> Exercise goal
Return the complete listing that follows, with each line reproduced exactly.

> Provided data
-- START --

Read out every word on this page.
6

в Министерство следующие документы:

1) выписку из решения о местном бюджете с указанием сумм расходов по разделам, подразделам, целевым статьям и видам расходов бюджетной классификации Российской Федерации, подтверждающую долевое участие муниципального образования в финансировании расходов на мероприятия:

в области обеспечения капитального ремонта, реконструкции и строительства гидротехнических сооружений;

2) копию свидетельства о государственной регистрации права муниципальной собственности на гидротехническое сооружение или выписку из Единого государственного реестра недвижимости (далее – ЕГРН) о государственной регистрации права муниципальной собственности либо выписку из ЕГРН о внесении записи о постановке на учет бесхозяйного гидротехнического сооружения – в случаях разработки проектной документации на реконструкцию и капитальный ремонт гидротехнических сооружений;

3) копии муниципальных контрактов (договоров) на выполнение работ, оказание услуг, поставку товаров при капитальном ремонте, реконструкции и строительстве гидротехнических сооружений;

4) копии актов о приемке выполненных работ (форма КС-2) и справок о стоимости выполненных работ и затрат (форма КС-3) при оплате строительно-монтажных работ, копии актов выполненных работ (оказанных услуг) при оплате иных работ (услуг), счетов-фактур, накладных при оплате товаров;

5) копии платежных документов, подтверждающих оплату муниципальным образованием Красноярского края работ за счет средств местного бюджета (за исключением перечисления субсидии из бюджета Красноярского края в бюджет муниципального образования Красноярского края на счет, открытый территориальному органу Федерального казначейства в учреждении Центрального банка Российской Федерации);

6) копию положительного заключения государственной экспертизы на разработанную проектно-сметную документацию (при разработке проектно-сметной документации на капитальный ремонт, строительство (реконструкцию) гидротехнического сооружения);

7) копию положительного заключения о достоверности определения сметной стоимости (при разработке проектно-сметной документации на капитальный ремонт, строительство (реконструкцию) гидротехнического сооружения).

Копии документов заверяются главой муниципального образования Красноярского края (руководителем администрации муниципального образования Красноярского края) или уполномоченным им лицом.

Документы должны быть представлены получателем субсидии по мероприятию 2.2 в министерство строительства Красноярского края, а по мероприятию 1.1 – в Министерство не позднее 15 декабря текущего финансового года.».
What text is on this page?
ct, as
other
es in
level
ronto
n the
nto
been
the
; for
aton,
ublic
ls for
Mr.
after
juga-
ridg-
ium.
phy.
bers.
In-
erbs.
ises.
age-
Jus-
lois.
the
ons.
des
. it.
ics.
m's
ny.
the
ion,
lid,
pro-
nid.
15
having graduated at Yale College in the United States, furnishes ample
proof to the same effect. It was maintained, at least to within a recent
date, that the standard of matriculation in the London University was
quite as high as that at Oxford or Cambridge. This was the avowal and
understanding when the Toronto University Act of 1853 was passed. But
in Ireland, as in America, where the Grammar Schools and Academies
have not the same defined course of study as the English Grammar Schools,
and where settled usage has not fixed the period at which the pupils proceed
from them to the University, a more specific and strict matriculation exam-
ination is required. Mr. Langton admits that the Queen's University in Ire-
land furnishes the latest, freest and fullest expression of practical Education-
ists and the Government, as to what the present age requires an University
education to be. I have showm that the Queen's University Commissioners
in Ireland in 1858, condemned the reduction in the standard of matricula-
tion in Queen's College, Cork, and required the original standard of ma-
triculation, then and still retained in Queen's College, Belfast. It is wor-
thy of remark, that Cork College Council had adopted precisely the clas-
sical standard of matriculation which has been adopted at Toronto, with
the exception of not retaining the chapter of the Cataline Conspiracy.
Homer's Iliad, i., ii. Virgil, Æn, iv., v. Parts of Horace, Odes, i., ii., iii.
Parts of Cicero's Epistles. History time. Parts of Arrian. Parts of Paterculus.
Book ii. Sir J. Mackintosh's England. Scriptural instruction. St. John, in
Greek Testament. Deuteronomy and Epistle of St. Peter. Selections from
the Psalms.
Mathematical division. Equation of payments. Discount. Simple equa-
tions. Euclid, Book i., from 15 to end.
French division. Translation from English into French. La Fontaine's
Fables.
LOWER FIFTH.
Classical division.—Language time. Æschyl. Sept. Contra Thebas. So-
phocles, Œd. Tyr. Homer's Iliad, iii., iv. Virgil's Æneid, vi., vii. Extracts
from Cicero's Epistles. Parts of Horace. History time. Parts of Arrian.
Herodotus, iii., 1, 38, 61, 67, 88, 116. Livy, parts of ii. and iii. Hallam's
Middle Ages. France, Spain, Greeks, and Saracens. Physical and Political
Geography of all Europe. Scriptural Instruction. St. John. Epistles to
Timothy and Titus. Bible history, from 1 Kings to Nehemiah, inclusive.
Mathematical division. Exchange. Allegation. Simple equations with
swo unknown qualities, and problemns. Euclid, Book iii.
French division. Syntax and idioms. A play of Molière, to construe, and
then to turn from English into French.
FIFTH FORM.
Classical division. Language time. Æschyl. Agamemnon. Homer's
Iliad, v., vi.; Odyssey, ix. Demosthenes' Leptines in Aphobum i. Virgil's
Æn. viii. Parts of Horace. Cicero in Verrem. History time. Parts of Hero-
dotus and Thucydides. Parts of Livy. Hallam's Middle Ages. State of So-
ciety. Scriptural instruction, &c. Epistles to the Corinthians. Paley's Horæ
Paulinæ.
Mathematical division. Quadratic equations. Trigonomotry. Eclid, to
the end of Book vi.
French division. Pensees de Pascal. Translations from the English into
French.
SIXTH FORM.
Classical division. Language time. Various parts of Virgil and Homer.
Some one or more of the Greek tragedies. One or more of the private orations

-- END --

> Result for this exercise
Read out every word on this page.
6

в Министерство следующие документы:

1) выписку из решения о местном бюджете с указанием сумм расходов по разделам, подразделам, целевым статьям и видам расходов бюджетной классификации Российской Федерации, подтверждающую долевое участие муниципального образования в финансировании расходов на мероприятия:

в области обеспечения капитального ремонта, реконструкции и строительства гидротехнических сооружений;

2) копию свидетельства о государственной регистрации права муниципальной собственности на гидротехническое сооружение или выписку из Единого государственного реестра недвижимости (далее – ЕГРН) о государственной регистрации права муниципальной собственности либо выписку из ЕГРН о внесении записи о постановке на учет бесхозяйного гидротехнического сооружения – в случаях разработки проектной документации на реконструкцию и капитальный ремонт гидротехнических сооружений;

3) копии муниципальных контрактов (договоров) на выполнение работ, оказание услуг, поставку товаров при капитальном ремонте, реконструкции и строительстве гидротехнических сооружений;

4) копии актов о приемке выполненных работ (форма КС-2) и справок о стоимости выполненных работ и затрат (форма КС-3) при оплате строительно-монтажных работ, копии актов выполненных работ (оказанных услуг) при оплате иных работ (услуг), счетов-фактур, накладных при оплате товаров;

5) копии платежных документов, подтверждающих оплату муниципальным образованием Красноярского края работ за счет средств местного бюджета (за исключением перечисления субсидии из бюджета Красноярского края в бюджет муниципального образования Красноярского края на счет, открытый территориальному органу Федерального казначейства в учреждении Центрального банка Российской Федерации);

6) копию положительного заключения государственной экспертизы на разработанную проектно-сметную документацию (при разработке проектно-сметной документации на капитальный ремонт, строительство (реконструкцию) гидротехнического сооружения);

7) копию положительного заключения о достоверности определения сметной стоимости (при разработке проектно-сметной документации на капитальный ремонт, строительство (реконструкцию) гидротехнического сооружения).

Копии документов заверяются главой муниципального образования Красноярского края (руководителем администрации муниципального образования Красноярского края) или уполномоченным им лицом.

Документы должны быть представлены получателем субсидии по мероприятию 2.2 в министерство строительства Красноярского края, а по мероприятию 1.1 – в Министерство не позднее 15 декабря текущего финансового года.».
What text is on this page?
ct, as
other
es in
level
ronto
n the
nto
been
the
; for
aton,
ublic
ls for
Mr.
after
juga-
ridg-
ium.
phy.
bers.
In-
erbs.
ises.
age-
Jus-
lois.
the
ons.
des
. it.
ics.
m's
ny.
the
ion,
lid,
pro-
nid.
15
having graduated at Yale College in the United States, furnishes ample
proof to the same effect. It was maintained, at least to within a recent
date, that the standard of matriculation in the London University was
quite as high as that at Oxford or Cambridge. This was the avowal and
understanding when the Toronto University Act of 1853 was passed. But
in Ireland, as in America, where the Grammar Schools and Academies
have not the same defined course of study as the English Grammar Schools,
and where settled usage has not fixed the period at which the pupils proceed
from them to the University, a more specific and strict matriculation exam-
ination is required. Mr. Langton admits that the Queen's University in Ire-
land furnishes the latest, freest and fullest expression of practical Education-
ists and the Government, as to what the present age requires an University
education to be. I have showm that the Queen's University Commissioners
in Ireland in 1858, condemned the reduction in the standard of matricula-
tion in Queen's College, Cork, and required the original standard of ma-
triculation, then and still retained in Queen's College, Belfast. It is wor-
thy of remark, that Cork College Council had adopted precisely the clas-
sical standard of matriculation which has been adopted at Toronto, with
the exception of not retaining the chapter of the Cataline Conspiracy.
Homer's Iliad, i., ii. Virgil, Æn, iv., v. Parts of Horace, Odes, i., ii., iii.
Parts of Cicero's Epistles. History time. Parts of Arrian. Parts of Paterculus.
Book ii. Sir J. Mackintosh's England. Scriptural instruction. St. John, in
Greek Testament. Deuteronomy and Epistle of St. Peter. Selections from
the Psalms.
Mathematical division. Equation of payments. Discount. Simple equa-
tions. Euclid, Book i., from 15 to end.
French division. Translation from English into French. La Fontaine's
Fables.
LOWER FIFTH.
Classical division.—Language time. Æschyl. Sept. Contra Thebas. So-
phocles, Œd. Tyr. Homer's Iliad, iii., iv. Virgil's Æneid, vi., vii. Extracts
from Cicero's Epistles. Parts of Horace. History time. Parts of Arrian.
Herodotus, iii., 1, 38, 61, 67, 88, 116. Livy, parts of ii. and iii. Hallam's
Middle Ages. France, Spain, Greeks, and Saracens. Physical and Political
Geography of all Europe. Scriptural Instruction. St. John. Epistles to
Timothy and Titus. Bible history, from 1 Kings to Nehemiah, inclusive.
Mathematical division. Exchange. Allegation. Simple equations with
swo unknown qualities, and problemns. Euclid, Book iii.
French division. Syntax and idioms. A play of Molière, to construe, and
then to turn from English into French.
FIFTH FORM.
Classical division. Language time. Æschyl. Agamemnon. Homer's
Iliad, v., vi.; Odyssey, ix. Demosthenes' Leptines in Aphobum i. Virgil's
Æn. viii. Parts of Horace. Cicero in Verrem. History time. Parts of Hero-
dotus and Thucydides. Parts of Livy. Hallam's Middle Ages. State of So-
ciety. Scriptural instruction, &c. Epistles to the Corinthians. Paley's Horæ
Paulinæ.
Mathematical division. Quadratic equations. Trigonomotry. Eclid, to
the end of Book vi.
French division. Pensees de Pascal. Translations from the English into
French.
SIXTH FORM.
Classical division. Language time. Various parts of Virgil and Homer.
Some one or more of the Greek tragedies. One or more of the private orations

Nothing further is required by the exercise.